--- BEGIN Information supplied ---

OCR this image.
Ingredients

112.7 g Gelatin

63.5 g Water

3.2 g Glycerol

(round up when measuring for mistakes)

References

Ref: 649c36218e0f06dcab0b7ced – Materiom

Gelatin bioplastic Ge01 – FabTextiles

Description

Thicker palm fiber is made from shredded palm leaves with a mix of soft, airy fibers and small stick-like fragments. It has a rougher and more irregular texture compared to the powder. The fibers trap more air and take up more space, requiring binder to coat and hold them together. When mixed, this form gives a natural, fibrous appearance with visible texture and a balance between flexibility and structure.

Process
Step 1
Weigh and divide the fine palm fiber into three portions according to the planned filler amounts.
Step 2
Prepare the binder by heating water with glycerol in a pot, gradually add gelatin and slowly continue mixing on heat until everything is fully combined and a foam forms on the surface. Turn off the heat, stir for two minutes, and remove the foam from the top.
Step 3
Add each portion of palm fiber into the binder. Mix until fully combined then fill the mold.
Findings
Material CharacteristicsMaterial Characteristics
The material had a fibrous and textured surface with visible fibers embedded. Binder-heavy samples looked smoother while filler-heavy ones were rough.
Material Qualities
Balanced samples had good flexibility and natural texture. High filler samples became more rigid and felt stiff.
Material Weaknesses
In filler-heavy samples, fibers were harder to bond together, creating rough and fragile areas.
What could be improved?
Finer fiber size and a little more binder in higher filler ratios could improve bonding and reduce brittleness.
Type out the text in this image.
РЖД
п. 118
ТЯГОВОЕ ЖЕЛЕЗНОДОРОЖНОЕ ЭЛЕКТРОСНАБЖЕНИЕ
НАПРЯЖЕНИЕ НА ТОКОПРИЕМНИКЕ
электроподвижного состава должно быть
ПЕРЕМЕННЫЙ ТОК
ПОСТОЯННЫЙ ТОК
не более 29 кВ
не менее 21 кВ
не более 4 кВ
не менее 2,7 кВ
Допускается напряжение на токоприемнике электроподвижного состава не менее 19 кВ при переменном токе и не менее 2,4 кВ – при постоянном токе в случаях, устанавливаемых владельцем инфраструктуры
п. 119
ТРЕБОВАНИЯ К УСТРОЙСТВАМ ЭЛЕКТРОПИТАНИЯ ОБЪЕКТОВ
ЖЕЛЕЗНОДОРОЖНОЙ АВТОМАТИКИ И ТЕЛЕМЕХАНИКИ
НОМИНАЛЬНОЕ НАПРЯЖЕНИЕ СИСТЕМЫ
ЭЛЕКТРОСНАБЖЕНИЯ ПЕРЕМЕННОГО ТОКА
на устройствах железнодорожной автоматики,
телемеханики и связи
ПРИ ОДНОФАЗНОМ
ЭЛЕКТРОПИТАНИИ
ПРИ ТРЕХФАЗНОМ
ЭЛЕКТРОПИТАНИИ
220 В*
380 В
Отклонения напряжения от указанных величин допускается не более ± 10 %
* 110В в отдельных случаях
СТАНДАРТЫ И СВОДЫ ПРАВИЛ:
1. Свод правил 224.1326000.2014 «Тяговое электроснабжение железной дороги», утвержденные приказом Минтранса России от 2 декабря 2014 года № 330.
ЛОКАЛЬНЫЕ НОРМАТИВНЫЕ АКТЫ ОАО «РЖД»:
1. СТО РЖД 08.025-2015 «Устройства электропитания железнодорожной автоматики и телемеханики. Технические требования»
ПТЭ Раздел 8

--- END Information supplied ---

◆ Objective ◆
Copy and report every line where the word "менее" is present.

◆ Task solution ◆
не менее 21 кВ
не менее 2,7 кВ
Допускается напряжение на токоприемнике электроподвижного состава не менее 19 кВ при переменном токе и не менее 2,4 кВ – при постоянном токе в случаях, устанавливаемых владельцем инфраструктуры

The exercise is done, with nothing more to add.